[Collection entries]
※ ※ ※

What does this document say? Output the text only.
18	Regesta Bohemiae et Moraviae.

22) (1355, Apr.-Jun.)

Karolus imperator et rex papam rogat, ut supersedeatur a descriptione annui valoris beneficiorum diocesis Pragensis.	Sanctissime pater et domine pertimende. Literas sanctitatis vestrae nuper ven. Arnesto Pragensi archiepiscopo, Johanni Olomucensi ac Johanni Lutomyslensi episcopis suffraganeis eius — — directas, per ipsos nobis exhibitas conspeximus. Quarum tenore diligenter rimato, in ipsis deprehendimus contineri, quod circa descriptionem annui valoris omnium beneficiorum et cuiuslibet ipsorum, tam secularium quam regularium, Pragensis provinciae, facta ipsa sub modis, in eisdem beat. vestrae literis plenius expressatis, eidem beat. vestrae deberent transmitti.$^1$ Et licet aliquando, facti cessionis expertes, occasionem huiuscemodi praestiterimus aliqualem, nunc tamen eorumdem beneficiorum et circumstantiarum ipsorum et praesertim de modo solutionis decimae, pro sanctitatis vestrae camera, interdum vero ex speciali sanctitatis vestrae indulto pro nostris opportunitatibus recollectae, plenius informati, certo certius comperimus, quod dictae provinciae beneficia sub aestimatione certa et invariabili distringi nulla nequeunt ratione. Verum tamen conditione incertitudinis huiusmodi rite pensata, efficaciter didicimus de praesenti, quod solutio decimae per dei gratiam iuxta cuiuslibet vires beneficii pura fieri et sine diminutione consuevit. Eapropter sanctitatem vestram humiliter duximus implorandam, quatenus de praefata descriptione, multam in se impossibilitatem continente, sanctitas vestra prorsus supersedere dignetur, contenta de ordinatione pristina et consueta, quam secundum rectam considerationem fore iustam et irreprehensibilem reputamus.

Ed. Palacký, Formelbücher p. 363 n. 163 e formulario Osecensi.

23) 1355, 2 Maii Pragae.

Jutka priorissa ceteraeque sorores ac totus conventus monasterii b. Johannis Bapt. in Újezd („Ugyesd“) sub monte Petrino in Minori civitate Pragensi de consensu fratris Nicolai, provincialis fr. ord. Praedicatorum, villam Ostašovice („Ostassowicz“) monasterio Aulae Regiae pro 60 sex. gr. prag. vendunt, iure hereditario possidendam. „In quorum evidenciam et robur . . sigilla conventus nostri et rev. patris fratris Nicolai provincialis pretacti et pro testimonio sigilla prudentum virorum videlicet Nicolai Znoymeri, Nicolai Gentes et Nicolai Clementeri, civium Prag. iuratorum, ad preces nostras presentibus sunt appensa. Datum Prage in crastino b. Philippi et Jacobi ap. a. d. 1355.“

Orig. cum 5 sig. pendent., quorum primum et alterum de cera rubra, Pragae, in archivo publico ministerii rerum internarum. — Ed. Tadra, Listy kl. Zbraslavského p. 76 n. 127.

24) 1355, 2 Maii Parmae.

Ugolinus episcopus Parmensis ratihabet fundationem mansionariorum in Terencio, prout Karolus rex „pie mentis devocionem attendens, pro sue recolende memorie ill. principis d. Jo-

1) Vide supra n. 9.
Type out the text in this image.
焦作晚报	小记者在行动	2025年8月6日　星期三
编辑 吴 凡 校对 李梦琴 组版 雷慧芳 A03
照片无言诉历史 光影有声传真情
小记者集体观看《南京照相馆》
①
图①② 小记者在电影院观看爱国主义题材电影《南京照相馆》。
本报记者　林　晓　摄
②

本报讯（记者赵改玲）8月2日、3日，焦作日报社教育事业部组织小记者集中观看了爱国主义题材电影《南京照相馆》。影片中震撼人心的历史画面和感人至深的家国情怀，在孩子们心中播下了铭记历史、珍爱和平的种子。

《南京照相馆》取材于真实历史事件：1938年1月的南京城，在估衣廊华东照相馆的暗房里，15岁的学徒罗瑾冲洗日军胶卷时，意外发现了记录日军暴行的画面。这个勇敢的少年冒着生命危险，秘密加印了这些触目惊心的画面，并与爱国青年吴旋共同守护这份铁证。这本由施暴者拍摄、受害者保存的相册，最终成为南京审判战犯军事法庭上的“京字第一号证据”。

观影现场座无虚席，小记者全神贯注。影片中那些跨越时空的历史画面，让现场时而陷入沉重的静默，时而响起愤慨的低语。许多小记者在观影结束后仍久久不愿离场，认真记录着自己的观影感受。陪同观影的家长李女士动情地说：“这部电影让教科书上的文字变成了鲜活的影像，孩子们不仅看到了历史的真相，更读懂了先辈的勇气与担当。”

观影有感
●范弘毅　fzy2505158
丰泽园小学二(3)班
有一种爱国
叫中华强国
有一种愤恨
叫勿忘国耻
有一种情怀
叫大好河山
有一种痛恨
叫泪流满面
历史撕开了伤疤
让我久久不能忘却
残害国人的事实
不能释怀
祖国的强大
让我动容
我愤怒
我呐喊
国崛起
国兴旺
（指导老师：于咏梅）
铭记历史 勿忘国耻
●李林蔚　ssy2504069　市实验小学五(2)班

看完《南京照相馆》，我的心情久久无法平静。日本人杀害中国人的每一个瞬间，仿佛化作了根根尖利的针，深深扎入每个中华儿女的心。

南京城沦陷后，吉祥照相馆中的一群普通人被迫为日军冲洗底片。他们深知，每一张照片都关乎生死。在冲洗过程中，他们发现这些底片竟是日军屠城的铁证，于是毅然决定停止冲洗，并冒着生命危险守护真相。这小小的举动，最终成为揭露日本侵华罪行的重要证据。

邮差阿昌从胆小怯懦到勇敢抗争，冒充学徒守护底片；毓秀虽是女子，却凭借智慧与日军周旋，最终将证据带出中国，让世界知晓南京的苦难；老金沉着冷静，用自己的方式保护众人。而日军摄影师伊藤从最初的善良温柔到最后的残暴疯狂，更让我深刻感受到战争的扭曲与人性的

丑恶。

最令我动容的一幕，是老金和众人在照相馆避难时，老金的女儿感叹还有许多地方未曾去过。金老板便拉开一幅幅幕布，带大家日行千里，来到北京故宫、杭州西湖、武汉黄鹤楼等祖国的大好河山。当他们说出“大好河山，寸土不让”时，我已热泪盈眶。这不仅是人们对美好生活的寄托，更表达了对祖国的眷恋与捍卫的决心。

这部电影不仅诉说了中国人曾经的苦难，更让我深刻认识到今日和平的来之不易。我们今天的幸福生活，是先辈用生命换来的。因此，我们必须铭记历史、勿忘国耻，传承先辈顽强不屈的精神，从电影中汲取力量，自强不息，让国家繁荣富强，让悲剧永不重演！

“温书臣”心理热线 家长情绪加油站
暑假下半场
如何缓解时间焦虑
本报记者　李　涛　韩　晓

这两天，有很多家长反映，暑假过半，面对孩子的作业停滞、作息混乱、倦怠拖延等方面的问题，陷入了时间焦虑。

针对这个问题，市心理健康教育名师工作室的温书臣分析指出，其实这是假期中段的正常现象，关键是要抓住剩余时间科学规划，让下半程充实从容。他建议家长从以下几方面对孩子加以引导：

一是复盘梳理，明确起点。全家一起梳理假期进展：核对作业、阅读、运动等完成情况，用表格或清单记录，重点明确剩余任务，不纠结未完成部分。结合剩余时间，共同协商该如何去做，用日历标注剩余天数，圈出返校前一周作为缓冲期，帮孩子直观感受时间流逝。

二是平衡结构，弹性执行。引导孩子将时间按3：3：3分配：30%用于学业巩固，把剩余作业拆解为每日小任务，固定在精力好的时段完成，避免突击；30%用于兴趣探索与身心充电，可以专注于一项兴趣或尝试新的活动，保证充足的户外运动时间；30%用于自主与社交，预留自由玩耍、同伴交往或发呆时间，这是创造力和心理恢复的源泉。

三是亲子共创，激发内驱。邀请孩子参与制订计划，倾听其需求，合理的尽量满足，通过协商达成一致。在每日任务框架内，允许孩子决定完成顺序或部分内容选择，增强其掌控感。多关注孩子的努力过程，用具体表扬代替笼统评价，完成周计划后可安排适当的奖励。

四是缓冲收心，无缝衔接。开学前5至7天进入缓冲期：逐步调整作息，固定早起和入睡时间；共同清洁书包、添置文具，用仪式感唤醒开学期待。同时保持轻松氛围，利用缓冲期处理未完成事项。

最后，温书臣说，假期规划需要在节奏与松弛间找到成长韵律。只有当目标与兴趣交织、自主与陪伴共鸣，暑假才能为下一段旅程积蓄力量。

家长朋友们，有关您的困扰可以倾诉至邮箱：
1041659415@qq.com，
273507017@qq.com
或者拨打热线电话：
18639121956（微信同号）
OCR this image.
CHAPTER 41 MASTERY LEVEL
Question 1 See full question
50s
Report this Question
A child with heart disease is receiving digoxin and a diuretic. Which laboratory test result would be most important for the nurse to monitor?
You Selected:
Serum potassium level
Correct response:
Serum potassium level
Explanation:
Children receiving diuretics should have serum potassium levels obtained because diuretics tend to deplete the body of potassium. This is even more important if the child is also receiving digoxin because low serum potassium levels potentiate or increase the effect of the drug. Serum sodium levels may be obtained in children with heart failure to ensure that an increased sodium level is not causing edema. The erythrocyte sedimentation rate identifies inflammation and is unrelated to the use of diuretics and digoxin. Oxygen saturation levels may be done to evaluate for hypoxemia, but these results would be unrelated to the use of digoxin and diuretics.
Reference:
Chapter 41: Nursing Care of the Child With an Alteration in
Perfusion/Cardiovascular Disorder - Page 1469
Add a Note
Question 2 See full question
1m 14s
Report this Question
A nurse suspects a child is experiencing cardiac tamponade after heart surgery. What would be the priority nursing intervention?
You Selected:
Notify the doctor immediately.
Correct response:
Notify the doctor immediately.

※ ※ ※

*Task directions:*
Pull out and copy each line containing the string "heart".

*Completed task:*
A child with heart disease is receiving digoxin and a diuretic. Which laboratory test result would be most important for the nurse to monitor?
Children receiving diuretics should have serum potassium levels obtained because diuretics tend to deplete the body of potassium. This is even more important if the child is also receiving digoxin because low serum potassium levels potentiate or increase the effect of the drug. Serum sodium levels may be obtained in children with heart failure to ensure that an increased sodium level is not causing edema. The erythrocyte sedimentation rate identifies inflammation and is unrelated to the use of diuretics and digoxin. Oxygen saturation levels may be done to evaluate for hypoxemia, but these results would be unrelated to the use of digoxin and diuretics.
A nurse suspects a child is experiencing cardiac tamponade after heart surgery. What would be the priority nursing intervention?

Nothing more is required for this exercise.